**EXERCISE INSTRUCTIONS:**
Only a number is wanted: how many lines in the listing contain the word "tasks"?

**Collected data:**
____________

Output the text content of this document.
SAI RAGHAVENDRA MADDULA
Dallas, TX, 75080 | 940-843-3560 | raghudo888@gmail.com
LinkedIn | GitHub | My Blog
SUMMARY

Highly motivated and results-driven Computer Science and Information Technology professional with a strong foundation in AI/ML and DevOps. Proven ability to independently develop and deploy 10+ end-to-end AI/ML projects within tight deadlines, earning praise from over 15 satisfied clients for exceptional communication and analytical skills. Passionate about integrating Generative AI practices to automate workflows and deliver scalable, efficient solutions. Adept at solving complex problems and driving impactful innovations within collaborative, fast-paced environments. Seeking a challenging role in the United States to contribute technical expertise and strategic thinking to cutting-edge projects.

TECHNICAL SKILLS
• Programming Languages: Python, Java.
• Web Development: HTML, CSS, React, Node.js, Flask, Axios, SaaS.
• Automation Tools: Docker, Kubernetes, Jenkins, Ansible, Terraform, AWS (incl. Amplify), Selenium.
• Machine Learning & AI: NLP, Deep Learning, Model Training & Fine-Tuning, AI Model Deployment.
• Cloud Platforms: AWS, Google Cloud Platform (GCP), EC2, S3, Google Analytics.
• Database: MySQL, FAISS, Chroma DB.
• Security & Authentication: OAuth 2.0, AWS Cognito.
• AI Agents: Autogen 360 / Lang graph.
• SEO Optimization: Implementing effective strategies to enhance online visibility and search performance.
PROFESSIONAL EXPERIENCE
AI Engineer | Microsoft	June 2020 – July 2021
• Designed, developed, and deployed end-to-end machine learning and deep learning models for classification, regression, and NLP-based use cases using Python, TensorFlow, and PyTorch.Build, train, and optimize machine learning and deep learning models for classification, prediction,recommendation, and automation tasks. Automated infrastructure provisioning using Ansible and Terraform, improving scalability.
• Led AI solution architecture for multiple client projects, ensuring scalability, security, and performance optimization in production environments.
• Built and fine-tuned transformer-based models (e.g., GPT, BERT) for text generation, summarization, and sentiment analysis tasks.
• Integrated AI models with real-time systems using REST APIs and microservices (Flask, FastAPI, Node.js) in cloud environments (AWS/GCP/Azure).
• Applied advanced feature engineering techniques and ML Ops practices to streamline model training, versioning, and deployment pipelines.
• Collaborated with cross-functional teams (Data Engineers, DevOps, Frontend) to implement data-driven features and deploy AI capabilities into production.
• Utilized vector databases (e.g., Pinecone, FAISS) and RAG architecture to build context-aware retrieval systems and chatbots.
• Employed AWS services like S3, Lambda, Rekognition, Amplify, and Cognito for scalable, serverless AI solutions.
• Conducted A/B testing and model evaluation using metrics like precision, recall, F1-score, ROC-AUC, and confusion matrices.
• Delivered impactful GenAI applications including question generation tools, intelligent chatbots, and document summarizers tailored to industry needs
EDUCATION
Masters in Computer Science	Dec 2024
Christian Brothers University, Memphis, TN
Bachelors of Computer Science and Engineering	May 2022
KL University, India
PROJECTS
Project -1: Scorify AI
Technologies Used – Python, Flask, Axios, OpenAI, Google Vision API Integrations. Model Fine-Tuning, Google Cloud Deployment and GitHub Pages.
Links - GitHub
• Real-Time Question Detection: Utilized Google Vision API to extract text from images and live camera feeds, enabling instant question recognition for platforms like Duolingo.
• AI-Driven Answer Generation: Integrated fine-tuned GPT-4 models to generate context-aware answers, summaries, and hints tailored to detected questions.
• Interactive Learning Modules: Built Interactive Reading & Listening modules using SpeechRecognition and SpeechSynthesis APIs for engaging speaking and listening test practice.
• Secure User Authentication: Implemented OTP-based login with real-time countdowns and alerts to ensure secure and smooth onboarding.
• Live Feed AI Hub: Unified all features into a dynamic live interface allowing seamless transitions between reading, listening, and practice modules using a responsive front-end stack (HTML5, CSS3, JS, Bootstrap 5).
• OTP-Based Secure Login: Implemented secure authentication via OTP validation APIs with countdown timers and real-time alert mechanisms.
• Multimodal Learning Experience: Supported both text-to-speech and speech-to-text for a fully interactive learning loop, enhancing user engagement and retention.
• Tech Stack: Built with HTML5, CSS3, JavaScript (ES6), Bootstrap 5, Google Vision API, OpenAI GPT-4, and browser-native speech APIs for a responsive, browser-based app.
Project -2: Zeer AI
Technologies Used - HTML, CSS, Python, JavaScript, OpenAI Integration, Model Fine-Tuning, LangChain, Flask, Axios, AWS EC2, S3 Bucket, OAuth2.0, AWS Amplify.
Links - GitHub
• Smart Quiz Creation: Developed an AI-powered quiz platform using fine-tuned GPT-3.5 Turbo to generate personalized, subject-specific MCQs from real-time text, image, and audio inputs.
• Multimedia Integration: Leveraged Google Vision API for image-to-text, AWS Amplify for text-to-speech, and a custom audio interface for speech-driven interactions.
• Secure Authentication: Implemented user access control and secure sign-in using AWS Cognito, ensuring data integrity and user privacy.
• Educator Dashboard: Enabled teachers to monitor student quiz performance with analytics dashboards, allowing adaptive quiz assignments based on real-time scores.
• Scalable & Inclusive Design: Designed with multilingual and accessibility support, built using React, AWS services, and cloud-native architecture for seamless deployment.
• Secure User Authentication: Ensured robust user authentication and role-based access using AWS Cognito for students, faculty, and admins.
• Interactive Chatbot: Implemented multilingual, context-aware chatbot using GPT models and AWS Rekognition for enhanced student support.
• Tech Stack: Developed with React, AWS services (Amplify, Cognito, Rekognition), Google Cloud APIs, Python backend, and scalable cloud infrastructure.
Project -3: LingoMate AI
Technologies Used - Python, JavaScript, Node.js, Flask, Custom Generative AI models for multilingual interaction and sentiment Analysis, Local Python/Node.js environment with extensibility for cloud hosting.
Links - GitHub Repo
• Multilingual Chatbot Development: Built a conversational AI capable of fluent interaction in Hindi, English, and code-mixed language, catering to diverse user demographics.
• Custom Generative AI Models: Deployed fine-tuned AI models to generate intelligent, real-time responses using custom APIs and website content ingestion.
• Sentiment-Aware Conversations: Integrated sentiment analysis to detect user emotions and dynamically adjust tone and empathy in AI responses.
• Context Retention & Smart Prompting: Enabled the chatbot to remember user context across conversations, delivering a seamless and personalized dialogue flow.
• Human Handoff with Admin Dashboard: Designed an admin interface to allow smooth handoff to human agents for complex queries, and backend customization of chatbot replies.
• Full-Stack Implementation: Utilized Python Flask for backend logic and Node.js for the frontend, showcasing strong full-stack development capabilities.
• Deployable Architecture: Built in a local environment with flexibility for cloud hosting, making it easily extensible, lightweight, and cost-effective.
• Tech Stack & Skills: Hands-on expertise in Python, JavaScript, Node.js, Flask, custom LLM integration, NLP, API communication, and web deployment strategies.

____________

**SOLUTION BELOW:**
2